WHAT THIS TASK INVOLVES =>
The entire listing is to be repeated verbatim.

RECORD SET =>

>> Begin

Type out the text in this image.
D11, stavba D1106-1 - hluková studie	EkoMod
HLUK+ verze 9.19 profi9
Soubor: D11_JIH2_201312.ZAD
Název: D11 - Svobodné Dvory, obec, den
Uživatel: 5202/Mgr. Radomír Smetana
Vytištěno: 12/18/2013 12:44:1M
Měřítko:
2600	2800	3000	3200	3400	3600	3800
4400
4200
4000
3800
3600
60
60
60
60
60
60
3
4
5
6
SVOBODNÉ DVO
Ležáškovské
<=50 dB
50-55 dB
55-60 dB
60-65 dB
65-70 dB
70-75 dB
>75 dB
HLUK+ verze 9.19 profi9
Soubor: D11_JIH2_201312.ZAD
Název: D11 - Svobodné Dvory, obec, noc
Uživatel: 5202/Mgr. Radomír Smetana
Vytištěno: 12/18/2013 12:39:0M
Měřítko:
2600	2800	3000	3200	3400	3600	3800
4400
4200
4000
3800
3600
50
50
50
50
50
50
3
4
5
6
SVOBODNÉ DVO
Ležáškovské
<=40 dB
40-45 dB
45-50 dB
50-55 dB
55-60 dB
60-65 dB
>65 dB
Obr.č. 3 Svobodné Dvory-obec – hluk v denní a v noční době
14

>> End

TASK SOLUTION =>
Type out the text in this image.
D11, stavba D1106-1 - hluková studie	EkoMod
HLUK+ verze 9.19 profi9
Soubor: D11_JIH2_201312.ZAD
Název: D11 - Svobodné Dvory, obec, den
Uživatel: 5202/Mgr. Radomír Smetana
Vytištěno: 12/18/2013 12:44:1M
Měřítko:
2600	2800	3000	3200	3400	3600	3800
4400
4200
4000
3800
3600
60
60
60
60
60
60
3
4
5
6
SVOBODNÉ DVO
Ležáškovské
<=50 dB
50-55 dB
55-60 dB
60-65 dB
65-70 dB
70-75 dB
>75 dB
HLUK+ verze 9.19 profi9
Soubor: D11_JIH2_201312.ZAD
Název: D11 - Svobodné Dvory, obec, noc
Uživatel: 5202/Mgr. Radomír Smetana
Vytištěno: 12/18/2013 12:39:0M
Měřítko:
2600	2800	3000	3200	3400	3600	3800
4400
4200
4000
3800
3600
50
50
50
50
50
50
3
4
5
6
SVOBODNÉ DVO
Ležáškovské
<=40 dB
40-45 dB
45-50 dB
50-55 dB
55-60 dB
60-65 dB
>65 dB
Obr.č. 3 Svobodné Dvory-obec – hluk v denní a v noční době
14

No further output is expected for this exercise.